▶ Document text
::::::::

Size Isn't Everything

Client feedback so far has been positive, but it's early days, and there are still some limitations on the realism with which WSDG can reproduce an acoustic environment. Partly this is down to simplifications in the models themselves. "For example, in the acoustic program that we are using, you enter absorption data in octave bands," says Gabriel. "This, of course, is very rough, because between 1kHz and 2kHz a lot can happen. Just having two different kinds of absorption coefficients for these octave frequencies is a rough approximation." Likewise, models currently assume that absorption is constant regardless of angle of incidence, which is not the case with all real materials.

::::::::

Carry on the passage about the limits of WSDG's acoustic modeling with one more paragraph that picks up after its final sentence. The items after this point come from a separate, unrelated source.

▶ Available data
::::::::

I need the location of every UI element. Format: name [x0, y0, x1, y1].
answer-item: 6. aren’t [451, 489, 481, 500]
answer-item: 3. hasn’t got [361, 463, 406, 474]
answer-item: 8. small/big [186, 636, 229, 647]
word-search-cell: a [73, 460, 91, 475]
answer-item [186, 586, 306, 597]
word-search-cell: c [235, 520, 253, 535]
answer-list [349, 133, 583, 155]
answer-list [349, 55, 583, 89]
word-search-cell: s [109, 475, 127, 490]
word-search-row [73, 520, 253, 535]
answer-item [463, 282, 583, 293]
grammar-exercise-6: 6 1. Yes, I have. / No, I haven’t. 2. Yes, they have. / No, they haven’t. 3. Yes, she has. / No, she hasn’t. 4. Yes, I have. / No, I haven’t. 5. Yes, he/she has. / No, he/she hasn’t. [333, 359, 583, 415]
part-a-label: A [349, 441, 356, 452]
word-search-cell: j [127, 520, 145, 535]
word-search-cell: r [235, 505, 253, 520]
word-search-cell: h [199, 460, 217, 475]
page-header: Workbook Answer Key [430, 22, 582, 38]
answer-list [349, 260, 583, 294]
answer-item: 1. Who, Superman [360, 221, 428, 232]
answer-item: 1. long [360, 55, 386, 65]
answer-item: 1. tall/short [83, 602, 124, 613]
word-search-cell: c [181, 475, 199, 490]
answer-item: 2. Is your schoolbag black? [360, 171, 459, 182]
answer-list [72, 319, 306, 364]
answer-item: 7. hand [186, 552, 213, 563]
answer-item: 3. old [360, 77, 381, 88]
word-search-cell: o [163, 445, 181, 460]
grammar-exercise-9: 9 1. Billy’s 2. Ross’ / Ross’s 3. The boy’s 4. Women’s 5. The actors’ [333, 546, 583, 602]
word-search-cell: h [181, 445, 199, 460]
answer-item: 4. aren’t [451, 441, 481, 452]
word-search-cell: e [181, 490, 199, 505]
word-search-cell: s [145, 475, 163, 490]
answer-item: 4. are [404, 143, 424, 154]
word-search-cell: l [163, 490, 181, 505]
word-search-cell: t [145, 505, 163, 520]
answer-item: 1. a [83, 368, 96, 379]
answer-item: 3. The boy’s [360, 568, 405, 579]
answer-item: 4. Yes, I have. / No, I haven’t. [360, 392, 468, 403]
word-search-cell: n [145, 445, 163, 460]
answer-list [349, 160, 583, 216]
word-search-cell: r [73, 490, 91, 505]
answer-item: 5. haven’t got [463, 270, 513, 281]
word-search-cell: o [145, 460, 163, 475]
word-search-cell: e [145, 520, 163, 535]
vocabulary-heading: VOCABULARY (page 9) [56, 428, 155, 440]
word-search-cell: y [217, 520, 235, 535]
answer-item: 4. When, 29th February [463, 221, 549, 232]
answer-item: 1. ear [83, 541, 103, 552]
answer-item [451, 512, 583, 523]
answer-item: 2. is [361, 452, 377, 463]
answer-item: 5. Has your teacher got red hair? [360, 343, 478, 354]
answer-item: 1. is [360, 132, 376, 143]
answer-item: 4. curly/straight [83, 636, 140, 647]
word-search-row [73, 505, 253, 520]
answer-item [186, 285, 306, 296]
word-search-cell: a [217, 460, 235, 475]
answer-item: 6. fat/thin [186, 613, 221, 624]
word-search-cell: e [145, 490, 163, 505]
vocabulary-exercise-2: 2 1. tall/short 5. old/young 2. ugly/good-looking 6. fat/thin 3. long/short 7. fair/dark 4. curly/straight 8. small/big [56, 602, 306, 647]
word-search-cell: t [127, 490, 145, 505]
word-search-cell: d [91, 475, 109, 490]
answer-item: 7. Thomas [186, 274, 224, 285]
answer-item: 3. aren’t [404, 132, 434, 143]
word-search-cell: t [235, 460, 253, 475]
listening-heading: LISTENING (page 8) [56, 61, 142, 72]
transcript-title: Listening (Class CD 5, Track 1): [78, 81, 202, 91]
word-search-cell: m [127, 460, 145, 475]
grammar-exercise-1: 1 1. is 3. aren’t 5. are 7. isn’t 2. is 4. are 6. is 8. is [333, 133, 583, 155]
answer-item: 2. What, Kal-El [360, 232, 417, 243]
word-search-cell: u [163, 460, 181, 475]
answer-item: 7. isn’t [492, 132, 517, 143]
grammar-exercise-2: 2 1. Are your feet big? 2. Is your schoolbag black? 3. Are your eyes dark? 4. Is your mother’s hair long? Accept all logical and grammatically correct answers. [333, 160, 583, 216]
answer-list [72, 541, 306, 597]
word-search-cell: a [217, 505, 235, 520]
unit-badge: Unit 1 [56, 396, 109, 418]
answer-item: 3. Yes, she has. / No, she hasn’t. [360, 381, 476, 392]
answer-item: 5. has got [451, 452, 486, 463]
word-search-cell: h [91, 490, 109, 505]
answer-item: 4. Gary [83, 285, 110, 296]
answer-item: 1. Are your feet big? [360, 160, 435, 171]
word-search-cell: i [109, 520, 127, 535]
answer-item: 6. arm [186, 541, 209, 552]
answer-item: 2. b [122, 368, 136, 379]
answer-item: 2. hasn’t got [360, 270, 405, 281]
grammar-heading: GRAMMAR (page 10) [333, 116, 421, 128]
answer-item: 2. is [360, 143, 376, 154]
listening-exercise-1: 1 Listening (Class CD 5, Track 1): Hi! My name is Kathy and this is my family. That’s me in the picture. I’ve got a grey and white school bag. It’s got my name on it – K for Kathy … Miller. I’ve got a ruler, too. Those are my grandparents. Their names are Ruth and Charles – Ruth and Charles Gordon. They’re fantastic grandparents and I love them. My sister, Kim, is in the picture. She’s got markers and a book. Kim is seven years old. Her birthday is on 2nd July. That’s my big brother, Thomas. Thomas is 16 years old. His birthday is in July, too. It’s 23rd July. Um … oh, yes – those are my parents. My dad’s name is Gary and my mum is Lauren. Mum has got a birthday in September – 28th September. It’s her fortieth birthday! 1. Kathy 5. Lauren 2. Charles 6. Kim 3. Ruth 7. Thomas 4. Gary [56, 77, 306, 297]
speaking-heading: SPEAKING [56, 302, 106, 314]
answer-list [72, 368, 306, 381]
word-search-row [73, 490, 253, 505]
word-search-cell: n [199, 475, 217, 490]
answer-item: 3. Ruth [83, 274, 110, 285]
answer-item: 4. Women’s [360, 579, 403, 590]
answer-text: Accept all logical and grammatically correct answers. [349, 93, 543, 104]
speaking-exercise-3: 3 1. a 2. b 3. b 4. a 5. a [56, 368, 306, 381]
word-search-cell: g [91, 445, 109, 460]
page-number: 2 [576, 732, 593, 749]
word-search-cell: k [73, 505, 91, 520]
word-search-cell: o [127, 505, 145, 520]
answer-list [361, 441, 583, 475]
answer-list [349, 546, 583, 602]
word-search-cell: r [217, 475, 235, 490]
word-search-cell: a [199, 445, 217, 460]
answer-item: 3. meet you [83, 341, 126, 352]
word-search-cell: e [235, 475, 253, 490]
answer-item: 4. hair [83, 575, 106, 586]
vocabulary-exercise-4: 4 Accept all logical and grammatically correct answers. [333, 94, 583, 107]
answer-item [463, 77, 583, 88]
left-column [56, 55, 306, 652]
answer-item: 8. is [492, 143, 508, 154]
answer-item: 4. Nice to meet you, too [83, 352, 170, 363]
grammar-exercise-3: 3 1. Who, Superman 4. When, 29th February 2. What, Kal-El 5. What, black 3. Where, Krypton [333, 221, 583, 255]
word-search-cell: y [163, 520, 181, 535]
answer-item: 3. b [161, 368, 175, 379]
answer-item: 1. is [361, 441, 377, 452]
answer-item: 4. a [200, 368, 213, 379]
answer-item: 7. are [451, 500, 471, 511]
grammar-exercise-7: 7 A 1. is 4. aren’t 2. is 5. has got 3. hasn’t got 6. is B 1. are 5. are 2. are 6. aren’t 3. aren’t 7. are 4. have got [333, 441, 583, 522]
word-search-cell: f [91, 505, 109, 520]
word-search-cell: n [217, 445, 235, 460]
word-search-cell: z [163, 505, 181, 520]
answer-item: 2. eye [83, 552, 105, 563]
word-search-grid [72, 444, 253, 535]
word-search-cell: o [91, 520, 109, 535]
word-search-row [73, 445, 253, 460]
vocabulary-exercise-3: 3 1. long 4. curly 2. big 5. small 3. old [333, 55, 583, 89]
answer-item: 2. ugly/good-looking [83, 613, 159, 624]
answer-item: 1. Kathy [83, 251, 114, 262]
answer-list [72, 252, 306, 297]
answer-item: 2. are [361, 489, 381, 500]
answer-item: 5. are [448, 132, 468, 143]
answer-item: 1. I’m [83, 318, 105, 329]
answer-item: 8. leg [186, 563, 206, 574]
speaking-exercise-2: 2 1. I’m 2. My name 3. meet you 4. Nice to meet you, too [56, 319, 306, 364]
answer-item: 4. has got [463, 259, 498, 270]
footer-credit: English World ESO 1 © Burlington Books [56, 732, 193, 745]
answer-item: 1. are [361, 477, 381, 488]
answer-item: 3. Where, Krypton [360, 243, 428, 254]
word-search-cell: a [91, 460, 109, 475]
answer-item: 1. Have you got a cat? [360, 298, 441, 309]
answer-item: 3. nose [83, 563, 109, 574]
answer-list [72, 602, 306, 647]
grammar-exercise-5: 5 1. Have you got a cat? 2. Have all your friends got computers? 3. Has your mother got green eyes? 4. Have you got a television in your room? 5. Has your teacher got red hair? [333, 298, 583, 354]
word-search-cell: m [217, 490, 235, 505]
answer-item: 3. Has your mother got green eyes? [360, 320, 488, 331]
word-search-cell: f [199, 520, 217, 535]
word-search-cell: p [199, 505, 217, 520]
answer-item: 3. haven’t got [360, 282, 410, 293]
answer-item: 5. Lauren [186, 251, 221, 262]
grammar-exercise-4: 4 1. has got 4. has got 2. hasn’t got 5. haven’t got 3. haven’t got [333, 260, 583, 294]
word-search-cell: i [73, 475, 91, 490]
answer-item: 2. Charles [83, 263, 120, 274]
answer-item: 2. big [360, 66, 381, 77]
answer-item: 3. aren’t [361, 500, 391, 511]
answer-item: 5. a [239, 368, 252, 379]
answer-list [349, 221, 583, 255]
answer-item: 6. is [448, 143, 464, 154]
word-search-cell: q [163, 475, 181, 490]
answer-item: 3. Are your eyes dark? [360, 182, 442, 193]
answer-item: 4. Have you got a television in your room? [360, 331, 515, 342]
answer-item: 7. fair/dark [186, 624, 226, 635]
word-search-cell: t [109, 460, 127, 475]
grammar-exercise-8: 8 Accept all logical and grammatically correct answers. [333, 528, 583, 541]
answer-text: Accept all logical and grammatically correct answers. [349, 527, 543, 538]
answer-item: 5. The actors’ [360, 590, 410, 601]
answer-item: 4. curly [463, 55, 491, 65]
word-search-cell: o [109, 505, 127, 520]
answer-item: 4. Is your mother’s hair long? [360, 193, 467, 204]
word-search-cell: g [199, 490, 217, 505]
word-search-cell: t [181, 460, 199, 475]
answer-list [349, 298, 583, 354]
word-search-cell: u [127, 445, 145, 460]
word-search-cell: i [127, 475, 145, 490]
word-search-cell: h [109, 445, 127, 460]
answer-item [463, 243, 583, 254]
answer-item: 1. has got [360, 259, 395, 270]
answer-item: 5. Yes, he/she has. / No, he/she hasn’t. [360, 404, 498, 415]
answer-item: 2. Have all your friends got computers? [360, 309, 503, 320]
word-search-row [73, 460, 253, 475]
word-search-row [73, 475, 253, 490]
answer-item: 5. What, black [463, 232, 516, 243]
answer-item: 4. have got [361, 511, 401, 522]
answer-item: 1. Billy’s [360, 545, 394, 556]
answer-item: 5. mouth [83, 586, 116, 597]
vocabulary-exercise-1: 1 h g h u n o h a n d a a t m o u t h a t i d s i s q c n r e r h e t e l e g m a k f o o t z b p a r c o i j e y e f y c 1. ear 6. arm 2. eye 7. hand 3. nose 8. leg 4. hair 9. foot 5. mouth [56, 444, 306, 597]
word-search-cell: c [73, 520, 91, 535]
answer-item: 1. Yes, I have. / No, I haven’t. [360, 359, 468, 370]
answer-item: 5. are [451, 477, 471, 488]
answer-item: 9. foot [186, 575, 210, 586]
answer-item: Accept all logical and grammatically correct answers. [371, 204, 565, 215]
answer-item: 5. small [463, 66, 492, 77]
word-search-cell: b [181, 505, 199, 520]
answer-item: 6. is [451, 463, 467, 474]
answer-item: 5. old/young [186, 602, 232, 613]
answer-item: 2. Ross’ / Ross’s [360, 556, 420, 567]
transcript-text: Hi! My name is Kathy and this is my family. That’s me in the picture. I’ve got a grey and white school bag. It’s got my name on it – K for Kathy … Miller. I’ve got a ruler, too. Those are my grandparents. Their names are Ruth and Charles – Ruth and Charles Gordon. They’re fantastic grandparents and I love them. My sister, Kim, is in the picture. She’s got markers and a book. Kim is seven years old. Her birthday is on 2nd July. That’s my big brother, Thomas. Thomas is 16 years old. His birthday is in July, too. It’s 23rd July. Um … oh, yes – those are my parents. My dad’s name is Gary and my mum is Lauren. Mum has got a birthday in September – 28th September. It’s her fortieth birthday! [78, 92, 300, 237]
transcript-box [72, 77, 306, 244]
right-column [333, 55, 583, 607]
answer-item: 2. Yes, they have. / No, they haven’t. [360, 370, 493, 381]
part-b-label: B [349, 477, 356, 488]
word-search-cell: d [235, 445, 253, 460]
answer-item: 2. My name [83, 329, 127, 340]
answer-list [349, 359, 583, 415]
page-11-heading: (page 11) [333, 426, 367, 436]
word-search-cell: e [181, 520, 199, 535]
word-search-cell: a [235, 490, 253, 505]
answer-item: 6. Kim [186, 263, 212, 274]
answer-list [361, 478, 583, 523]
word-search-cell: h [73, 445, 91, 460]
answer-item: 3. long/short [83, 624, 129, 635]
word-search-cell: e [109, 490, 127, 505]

::::::::

▶ Exercise answer
From the point of view of studio design, however, the most significant limitation is probably to do with room size. In a football stadium or railway station, room modes are so low in frequency as to fall well out of the audible range, so there is no need for them to be simulated. In a small control room, by contrast, managing room modes is perhaps the most important and challenging part of the acoustician's job; but WSDG's impulse responses cannot capture this aspect of a room's behaviour. "This kind of algorithm is purely ray-based, using geometrical acoustics," says Gabriel. "It's not a wave-based acoustics simulation program, which means that as soon as we come into the region of eigenmodes instead of a statistical soundfield, the model is not accurate any more. In smaller rooms with a Schroeder frequency of 150Hz, this program is only useful at 250 or 500 Hz upwards, and the low frequencies are not very accurate."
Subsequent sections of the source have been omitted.